= What this task involves =
In the records below, pick out all lines containing the word "City".

= Exercise data =
---
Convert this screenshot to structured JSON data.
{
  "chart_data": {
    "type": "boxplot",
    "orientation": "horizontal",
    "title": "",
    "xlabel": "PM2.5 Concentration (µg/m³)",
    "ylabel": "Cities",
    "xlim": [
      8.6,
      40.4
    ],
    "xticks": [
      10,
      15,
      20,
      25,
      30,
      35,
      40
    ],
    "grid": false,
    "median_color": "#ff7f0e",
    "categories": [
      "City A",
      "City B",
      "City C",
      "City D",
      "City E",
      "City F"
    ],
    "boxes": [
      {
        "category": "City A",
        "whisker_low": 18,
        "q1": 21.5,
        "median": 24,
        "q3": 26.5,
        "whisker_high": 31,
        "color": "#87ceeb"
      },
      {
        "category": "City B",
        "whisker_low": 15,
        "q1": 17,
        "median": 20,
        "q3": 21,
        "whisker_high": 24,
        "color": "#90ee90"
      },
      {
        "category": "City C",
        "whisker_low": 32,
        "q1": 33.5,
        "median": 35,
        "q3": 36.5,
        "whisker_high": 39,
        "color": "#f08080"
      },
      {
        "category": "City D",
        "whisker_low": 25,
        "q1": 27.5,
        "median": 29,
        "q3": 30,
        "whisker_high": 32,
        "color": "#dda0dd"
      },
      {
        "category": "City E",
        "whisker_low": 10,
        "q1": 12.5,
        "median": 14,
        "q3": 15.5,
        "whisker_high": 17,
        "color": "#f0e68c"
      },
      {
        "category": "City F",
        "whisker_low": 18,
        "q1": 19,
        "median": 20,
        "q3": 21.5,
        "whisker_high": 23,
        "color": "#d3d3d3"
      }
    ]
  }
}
---
= Task answer =
      "City A",
      "City B",
      "City C",
      "City D",
      "City E",
      "City F"
        "category": "City A",
        "category": "City B",
        "category": "City C",
        "category": "City D",
        "category": "City E",
        "category": "City F",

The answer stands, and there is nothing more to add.